What you need to do:
Below are records. Copy every line with "text" in it.

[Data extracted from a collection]
────────────────

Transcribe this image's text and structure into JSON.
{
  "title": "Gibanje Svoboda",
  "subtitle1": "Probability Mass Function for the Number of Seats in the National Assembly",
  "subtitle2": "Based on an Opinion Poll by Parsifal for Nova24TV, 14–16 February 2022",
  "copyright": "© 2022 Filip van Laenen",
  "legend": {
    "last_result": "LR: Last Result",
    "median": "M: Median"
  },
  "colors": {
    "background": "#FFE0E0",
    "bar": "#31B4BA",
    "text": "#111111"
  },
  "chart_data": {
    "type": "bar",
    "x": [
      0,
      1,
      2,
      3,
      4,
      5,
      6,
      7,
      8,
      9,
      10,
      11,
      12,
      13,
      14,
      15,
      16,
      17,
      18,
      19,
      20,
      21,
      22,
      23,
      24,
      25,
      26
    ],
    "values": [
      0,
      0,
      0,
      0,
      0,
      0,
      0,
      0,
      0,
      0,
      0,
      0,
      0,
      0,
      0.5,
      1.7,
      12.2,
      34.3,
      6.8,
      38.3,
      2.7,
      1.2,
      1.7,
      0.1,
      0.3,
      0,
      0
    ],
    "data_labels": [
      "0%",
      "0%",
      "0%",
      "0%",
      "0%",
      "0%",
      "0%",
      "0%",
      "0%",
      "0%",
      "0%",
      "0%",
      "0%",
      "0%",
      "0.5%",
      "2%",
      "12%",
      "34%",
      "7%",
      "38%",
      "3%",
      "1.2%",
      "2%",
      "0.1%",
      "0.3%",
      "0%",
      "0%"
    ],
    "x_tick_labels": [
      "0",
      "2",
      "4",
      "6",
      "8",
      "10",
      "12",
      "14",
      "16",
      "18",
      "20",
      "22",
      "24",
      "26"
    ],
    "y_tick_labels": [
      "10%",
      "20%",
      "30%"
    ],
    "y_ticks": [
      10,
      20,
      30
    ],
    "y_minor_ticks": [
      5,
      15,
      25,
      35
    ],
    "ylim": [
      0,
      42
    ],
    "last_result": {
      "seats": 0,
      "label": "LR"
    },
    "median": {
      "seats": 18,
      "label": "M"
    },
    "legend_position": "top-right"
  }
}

────────────────

In response:
Transcribe this image's text and structure into JSON.
    "text": "#111111"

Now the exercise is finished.